● **Your objective**:
Repeat the material verbatim and drop the pictures.

● **Stored data**:

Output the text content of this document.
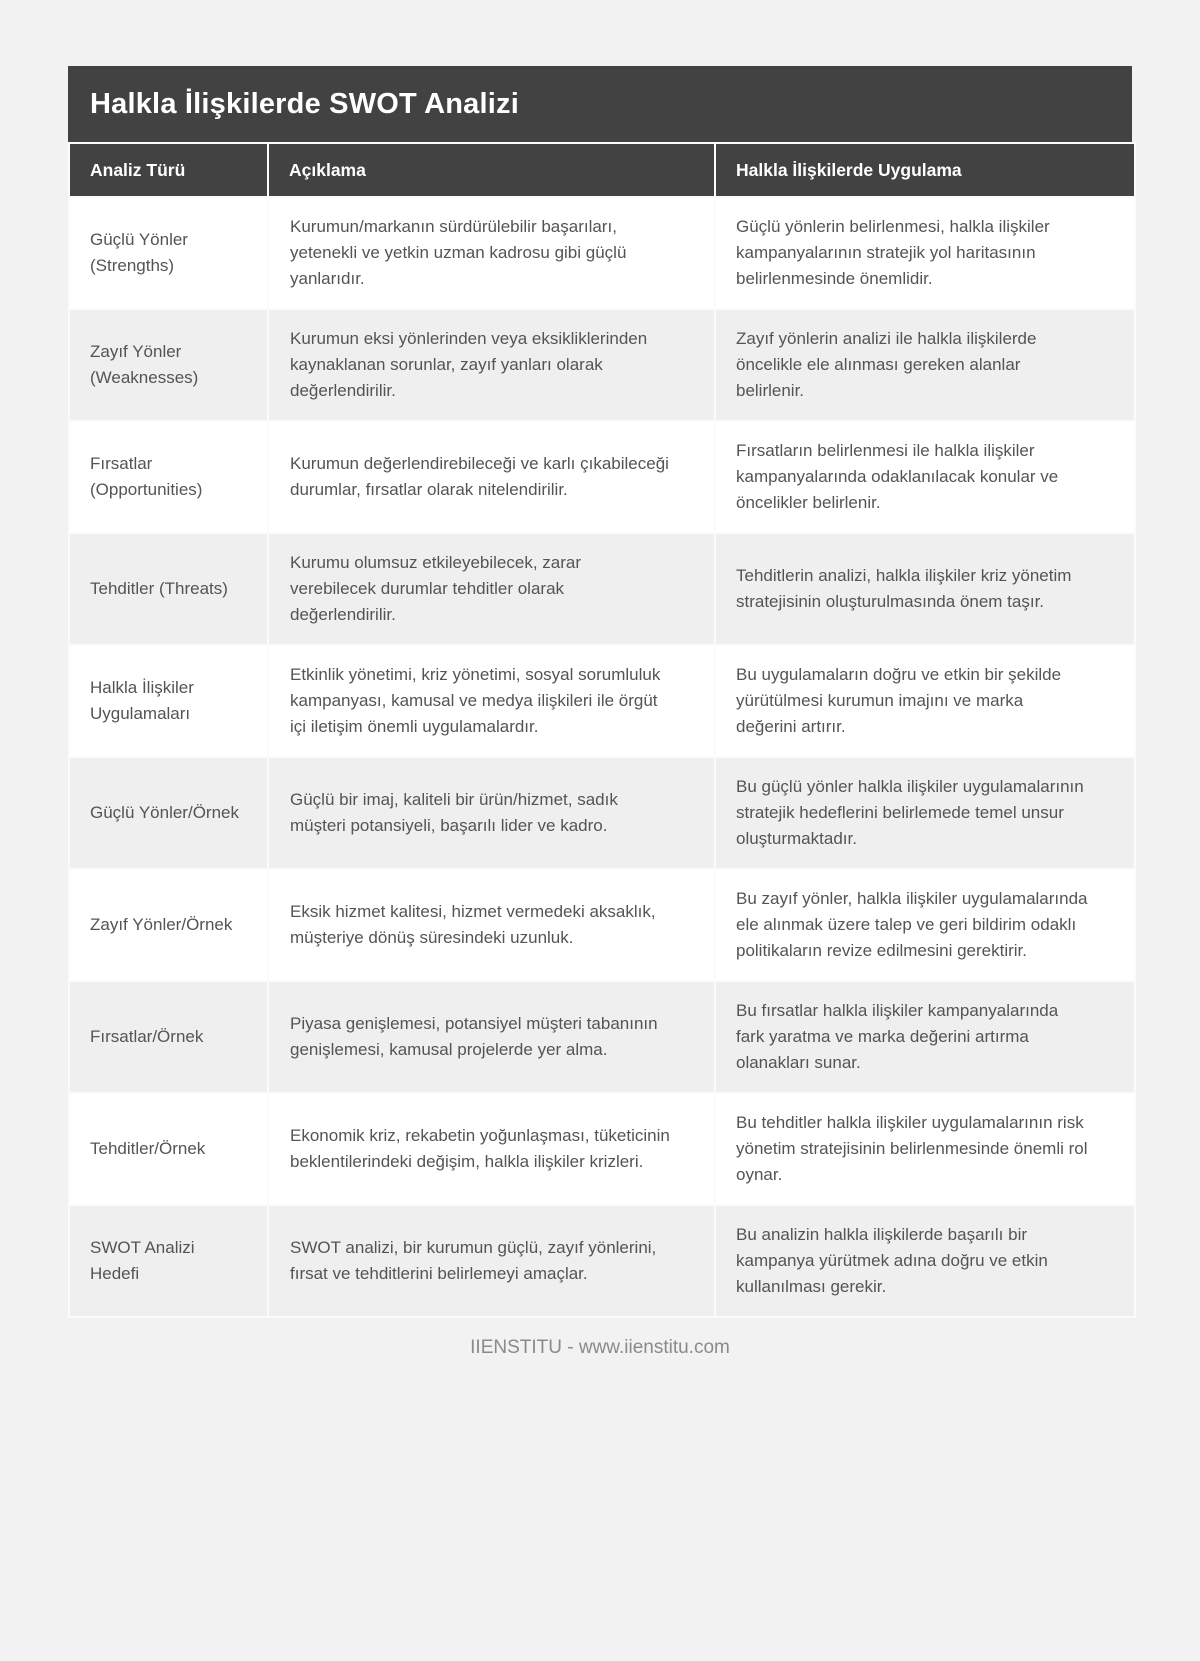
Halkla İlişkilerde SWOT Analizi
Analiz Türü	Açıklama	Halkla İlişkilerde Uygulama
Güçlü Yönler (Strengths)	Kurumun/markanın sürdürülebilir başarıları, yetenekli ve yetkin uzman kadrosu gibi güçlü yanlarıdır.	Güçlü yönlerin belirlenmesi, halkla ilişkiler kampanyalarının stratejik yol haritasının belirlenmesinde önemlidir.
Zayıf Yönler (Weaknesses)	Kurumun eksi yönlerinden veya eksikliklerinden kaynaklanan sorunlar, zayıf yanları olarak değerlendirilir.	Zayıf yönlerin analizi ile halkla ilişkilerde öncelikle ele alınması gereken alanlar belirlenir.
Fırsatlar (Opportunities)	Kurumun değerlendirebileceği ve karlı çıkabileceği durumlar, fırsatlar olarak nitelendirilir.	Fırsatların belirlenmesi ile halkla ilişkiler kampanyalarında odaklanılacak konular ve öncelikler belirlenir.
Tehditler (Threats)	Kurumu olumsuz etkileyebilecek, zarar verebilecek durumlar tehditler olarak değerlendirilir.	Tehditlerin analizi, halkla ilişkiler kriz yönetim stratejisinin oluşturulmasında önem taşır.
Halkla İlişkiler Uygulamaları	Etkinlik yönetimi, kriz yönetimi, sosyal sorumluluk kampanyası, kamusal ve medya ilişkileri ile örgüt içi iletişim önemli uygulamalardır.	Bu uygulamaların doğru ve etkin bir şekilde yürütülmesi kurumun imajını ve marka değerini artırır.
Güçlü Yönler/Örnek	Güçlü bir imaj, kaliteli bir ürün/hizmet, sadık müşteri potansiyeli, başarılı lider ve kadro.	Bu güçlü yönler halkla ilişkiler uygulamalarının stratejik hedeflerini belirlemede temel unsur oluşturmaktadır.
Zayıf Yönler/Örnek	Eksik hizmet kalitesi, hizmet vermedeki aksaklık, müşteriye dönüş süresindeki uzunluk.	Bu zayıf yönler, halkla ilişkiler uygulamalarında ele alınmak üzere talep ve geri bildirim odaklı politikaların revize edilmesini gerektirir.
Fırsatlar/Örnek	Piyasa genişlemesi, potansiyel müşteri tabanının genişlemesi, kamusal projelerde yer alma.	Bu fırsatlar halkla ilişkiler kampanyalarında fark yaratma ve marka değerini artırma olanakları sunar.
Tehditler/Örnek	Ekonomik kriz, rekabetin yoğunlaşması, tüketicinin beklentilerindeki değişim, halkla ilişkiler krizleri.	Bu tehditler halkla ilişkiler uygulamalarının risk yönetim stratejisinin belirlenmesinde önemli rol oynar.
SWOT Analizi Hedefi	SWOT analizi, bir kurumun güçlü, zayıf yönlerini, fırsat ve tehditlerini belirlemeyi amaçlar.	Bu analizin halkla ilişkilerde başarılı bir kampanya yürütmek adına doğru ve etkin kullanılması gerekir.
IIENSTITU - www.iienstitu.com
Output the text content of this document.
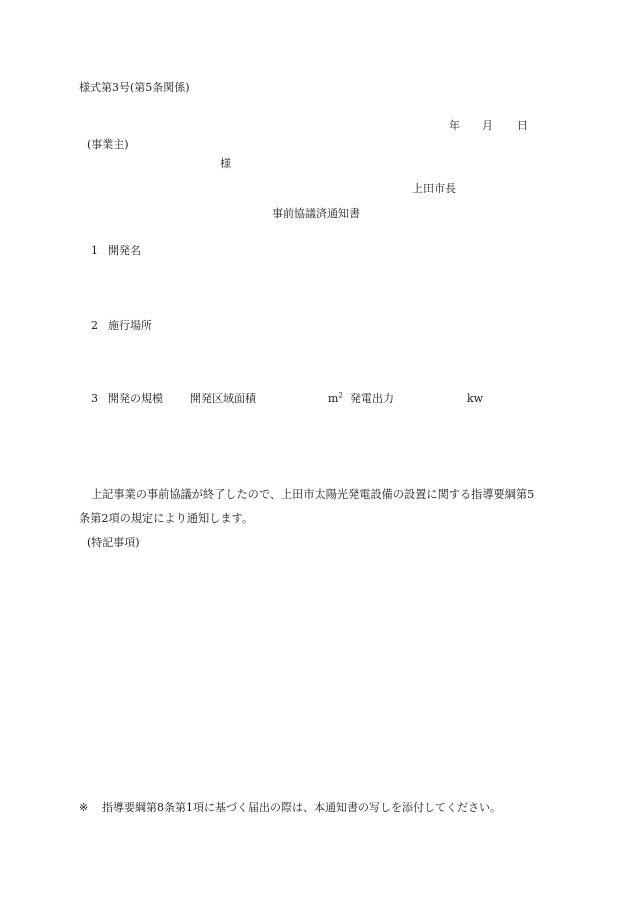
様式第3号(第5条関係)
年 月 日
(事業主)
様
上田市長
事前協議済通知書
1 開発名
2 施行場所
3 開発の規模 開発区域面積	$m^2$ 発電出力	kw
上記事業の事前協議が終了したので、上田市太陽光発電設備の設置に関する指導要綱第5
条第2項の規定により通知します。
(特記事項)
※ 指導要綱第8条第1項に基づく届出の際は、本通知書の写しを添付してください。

● **Result of the exercise**:
Output the text content of this document.
Halkla İlişkilerde SWOT Analizi
Analiz Türü	Açıklama	Halkla İlişkilerde Uygulama
Güçlü Yönler (Strengths)	Kurumun/markanın sürdürülebilir başarıları, yetenekli ve yetkin uzman kadrosu gibi güçlü yanlarıdır.	Güçlü yönlerin belirlenmesi, halkla ilişkiler kampanyalarının stratejik yol haritasının belirlenmesinde önemlidir.
Zayıf Yönler (Weaknesses)	Kurumun eksi yönlerinden veya eksikliklerinden kaynaklanan sorunlar, zayıf yanları olarak değerlendirilir.	Zayıf yönlerin analizi ile halkla ilişkilerde öncelikle ele alınması gereken alanlar belirlenir.
Fırsatlar (Opportunities)	Kurumun değerlendirebileceği ve karlı çıkabileceği durumlar, fırsatlar olarak nitelendirilir.	Fırsatların belirlenmesi ile halkla ilişkiler kampanyalarında odaklanılacak konular ve öncelikler belirlenir.
Tehditler (Threats)	Kurumu olumsuz etkileyebilecek, zarar verebilecek durumlar tehditler olarak değerlendirilir.	Tehditlerin analizi, halkla ilişkiler kriz yönetim stratejisinin oluşturulmasında önem taşır.
Halkla İlişkiler Uygulamaları	Etkinlik yönetimi, kriz yönetimi, sosyal sorumluluk kampanyası, kamusal ve medya ilişkileri ile örgüt içi iletişim önemli uygulamalardır.	Bu uygulamaların doğru ve etkin bir şekilde yürütülmesi kurumun imajını ve marka değerini artırır.
Güçlü Yönler/Örnek	Güçlü bir imaj, kaliteli bir ürün/hizmet, sadık müşteri potansiyeli, başarılı lider ve kadro.	Bu güçlü yönler halkla ilişkiler uygulamalarının stratejik hedeflerini belirlemede temel unsur oluşturmaktadır.
Zayıf Yönler/Örnek	Eksik hizmet kalitesi, hizmet vermedeki aksaklık, müşteriye dönüş süresindeki uzunluk.	Bu zayıf yönler, halkla ilişkiler uygulamalarında ele alınmak üzere talep ve geri bildirim odaklı politikaların revize edilmesini gerektirir.
Fırsatlar/Örnek	Piyasa genişlemesi, potansiyel müşteri tabanının genişlemesi, kamusal projelerde yer alma.	Bu fırsatlar halkla ilişkiler kampanyalarında fark yaratma ve marka değerini artırma olanakları sunar.
Tehditler/Örnek	Ekonomik kriz, rekabetin yoğunlaşması, tüketicinin beklentilerindeki değişim, halkla ilişkiler krizleri.	Bu tehditler halkla ilişkiler uygulamalarının risk yönetim stratejisinin belirlenmesinde önemli rol oynar.
SWOT Analizi Hedefi	SWOT analizi, bir kurumun güçlü, zayıf yönlerini, fırsat ve tehditlerini belirlemeyi amaçlar.	Bu analizin halkla ilişkilerde başarılı bir kampanya yürütmek adına doğru ve etkin kullanılması gerekir.
IIENSTITU - www.iienstitu.com
Output the text content of this document.
様式第3号(第5条関係)
年 月 日
(事業主)
様
上田市長
事前協議済通知書
1 開発名
2 施行場所
3 開発の規模 開発区域面積	$m^2$ 発電出力	kw
上記事業の事前協議が終了したので、上田市太陽光発電設備の設置に関する指導要綱第5
条第2項の規定により通知します。
(特記事項)
※ 指導要綱第8条第1項に基づく届出の際は、本通知書の写しを添付してください。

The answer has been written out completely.